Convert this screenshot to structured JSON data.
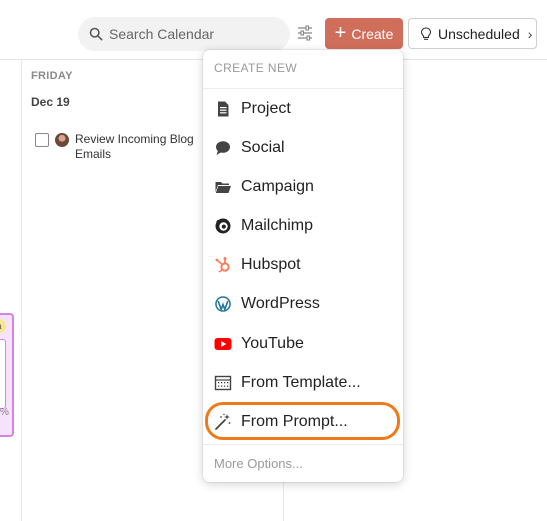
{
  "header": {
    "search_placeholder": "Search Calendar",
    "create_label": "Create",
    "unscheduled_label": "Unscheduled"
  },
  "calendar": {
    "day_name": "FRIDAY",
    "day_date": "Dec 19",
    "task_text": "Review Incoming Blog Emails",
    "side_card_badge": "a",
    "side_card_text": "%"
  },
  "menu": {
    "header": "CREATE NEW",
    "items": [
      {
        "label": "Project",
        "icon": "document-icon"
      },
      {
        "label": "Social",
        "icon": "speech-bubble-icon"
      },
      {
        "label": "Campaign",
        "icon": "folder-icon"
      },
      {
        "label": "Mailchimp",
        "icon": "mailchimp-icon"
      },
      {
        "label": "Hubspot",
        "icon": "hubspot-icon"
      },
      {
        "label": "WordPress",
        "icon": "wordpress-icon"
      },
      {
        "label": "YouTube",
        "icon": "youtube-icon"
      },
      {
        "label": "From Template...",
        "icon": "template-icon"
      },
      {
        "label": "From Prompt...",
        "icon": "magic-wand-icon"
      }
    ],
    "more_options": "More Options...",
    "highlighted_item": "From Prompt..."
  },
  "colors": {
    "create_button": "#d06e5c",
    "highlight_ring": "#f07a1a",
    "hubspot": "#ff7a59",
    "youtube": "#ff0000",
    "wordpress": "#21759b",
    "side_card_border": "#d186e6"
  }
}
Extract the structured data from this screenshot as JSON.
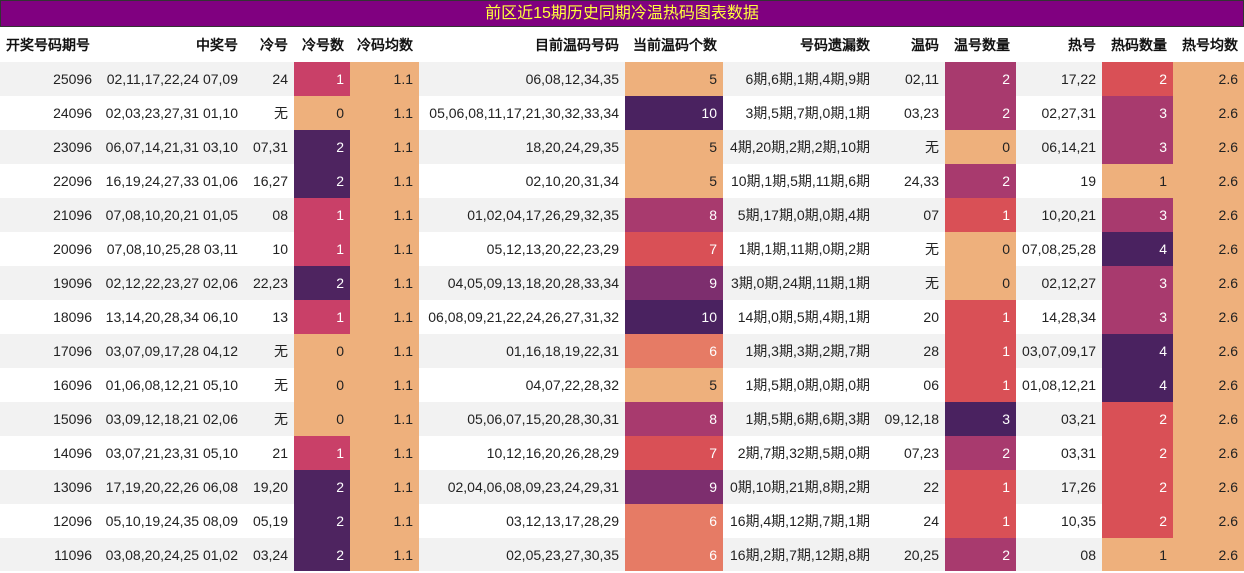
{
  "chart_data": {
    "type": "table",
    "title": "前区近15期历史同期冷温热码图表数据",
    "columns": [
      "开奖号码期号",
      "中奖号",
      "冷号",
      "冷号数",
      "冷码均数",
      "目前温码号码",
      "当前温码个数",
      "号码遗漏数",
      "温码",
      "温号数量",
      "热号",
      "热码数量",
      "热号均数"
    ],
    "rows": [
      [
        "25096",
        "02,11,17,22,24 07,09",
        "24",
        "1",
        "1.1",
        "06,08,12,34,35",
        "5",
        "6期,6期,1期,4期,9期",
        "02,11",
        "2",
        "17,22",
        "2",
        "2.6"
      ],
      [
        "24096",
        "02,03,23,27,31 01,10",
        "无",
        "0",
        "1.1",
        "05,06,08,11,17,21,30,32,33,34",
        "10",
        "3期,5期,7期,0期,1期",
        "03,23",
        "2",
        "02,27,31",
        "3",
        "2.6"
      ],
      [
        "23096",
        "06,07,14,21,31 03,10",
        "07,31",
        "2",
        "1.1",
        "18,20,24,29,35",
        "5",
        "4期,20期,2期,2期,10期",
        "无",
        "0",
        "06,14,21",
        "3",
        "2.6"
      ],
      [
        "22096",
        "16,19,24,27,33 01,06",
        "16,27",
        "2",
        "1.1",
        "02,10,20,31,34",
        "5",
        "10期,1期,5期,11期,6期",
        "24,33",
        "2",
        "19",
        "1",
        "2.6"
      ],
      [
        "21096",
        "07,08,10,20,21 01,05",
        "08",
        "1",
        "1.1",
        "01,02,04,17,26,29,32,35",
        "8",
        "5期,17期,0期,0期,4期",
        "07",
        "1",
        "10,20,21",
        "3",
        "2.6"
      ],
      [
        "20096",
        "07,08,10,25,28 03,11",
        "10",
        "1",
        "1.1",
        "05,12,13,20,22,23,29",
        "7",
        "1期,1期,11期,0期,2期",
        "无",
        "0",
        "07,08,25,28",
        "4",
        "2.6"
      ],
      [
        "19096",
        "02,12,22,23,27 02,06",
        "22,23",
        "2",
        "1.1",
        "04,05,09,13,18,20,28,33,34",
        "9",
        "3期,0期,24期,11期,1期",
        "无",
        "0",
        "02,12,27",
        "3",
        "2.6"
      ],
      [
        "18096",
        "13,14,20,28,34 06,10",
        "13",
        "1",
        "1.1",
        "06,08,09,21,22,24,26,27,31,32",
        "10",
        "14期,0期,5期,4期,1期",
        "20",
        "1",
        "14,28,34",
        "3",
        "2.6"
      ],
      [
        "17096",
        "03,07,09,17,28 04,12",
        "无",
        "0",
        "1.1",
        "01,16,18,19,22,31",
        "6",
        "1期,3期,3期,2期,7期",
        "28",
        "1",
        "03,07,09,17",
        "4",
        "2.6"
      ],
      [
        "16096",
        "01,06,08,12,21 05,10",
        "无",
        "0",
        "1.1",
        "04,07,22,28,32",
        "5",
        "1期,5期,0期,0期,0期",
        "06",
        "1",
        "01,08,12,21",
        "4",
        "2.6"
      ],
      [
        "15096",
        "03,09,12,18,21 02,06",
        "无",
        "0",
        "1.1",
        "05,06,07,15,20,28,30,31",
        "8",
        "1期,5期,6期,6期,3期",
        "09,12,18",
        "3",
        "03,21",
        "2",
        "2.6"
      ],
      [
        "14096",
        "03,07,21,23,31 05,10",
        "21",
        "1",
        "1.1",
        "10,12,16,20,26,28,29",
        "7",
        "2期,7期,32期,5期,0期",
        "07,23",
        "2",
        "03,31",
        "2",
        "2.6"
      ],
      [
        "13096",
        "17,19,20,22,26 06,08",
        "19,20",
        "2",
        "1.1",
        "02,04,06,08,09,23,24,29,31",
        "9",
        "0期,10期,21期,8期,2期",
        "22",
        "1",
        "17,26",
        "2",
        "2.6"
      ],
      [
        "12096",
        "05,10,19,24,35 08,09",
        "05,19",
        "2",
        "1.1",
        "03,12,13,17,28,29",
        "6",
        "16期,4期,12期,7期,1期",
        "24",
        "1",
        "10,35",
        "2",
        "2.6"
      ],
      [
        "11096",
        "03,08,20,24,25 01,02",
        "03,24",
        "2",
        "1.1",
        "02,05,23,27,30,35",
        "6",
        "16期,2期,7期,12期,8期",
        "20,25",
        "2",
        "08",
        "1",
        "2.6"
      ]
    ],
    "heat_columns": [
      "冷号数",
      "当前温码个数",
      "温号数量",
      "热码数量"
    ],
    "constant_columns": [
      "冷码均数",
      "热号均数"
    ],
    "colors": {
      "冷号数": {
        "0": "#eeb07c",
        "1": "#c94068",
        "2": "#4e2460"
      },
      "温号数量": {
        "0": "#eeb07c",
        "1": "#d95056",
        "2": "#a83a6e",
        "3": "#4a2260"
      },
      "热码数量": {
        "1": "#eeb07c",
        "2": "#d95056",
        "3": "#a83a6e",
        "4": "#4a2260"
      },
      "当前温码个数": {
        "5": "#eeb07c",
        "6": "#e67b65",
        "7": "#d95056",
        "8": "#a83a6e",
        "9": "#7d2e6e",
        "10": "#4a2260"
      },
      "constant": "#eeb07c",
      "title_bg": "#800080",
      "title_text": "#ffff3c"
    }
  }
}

•••

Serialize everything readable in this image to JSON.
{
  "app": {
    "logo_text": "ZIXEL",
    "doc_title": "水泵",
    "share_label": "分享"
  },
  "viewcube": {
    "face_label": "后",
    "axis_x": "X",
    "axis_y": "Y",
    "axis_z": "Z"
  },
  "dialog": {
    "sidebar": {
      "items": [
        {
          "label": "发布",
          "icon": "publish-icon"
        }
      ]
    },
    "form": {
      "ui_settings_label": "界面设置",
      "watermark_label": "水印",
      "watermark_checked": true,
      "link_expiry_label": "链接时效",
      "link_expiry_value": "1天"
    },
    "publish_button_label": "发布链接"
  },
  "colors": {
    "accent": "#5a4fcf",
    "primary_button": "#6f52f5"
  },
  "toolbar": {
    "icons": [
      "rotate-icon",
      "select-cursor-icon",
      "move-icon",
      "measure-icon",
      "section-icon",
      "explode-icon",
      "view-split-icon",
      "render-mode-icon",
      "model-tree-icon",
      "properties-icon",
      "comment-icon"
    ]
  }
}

•••

REQUIRED TASK
Isolate the lines that hold the word "structured" and copy all of them.

THE ANSWER
Convert this screenshot to structured JSON data.
Extract the structured data from this screenshot as JSON.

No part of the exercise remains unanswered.